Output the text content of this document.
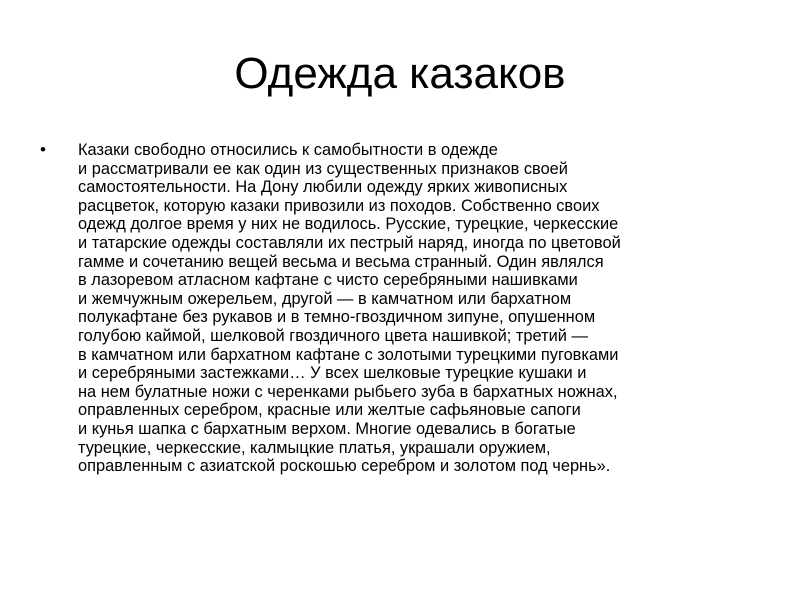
Одежда казаков
• Казаки свободно относились к самобытности в одежде
и рассматривали ее как один из существенных признаков своей
самостоятельности. На Дону любили одежду ярких живописных
расцветок, которую казаки привозили из походов. Собственно своих
одежд долгое время у них не водилось. Русские, турецкие, черкесские
и татарские одежды составляли их пестрый наряд, иногда по цветовой
гамме и сочетанию вещей весьма и весьма странный. Один являлся
в лазоревом атласном кафтане с чисто серебряными нашивками
и жемчужным ожерельем, другой — в камчатном или бархатном
полукафтане без рукавов и в темно-гвоздичном зипуне, опушенном
голубою каймой, шелковой гвоздичного цвета нашивкой; третий —
в камчатном или бархатном кафтане с золотыми турецкими пуговками
и серебряными застежками… У всех шелковые турецкие кушаки и
на нем булатные ножи с черенками рыбьего зуба в бархатных ножнах,
оправленных серебром, красные или желтые сафьяновые сапоги
и кунья шапка с бархатным верхом. Многие одевались в богатые
турецкие, черкесские, калмыцкие платья, украшали оружием,
оправленным с азиатской роскошью серебром и золотом под чернь».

## STATED PROBLEM
Each line of the data is to be duplicated exactly; pictures stay out of the copy.

## SOLUTION FOR THIS PROBLEM
Output the text content of this document.
Одежда казаков
• Казаки свободно относились к самобытности в одежде
и рассматривали ее как один из существенных признаков своей
самостоятельности. На Дону любили одежду ярких живописных
расцветок, которую казаки привозили из походов. Собственно своих
одежд долгое время у них не водилось. Русские, турецкие, черкесские
и татарские одежды составляли их пестрый наряд, иногда по цветовой
гамме и сочетанию вещей весьма и весьма странный. Один являлся
в лазоревом атласном кафтане с чисто серебряными нашивками
и жемчужным ожерельем, другой — в камчатном или бархатном
полукафтане без рукавов и в темно-гвоздичном зипуне, опушенном
голубою каймой, шелковой гвоздичного цвета нашивкой; третий —
в камчатном или бархатном кафтане с золотыми турецкими пуговками
и серебряными застежками… У всех шелковые турецкие кушаки и
на нем булатные ножи с черенками рыбьего зуба в бархатных ножнах,
оправленных серебром, красные или желтые сафьяновые сапоги
и кунья шапка с бархатным верхом. Многие одевались в богатые
турецкие, черкесские, калмыцкие платья, украшали оружием,
оправленным с азиатской роскошью серебром и золотом под чернь».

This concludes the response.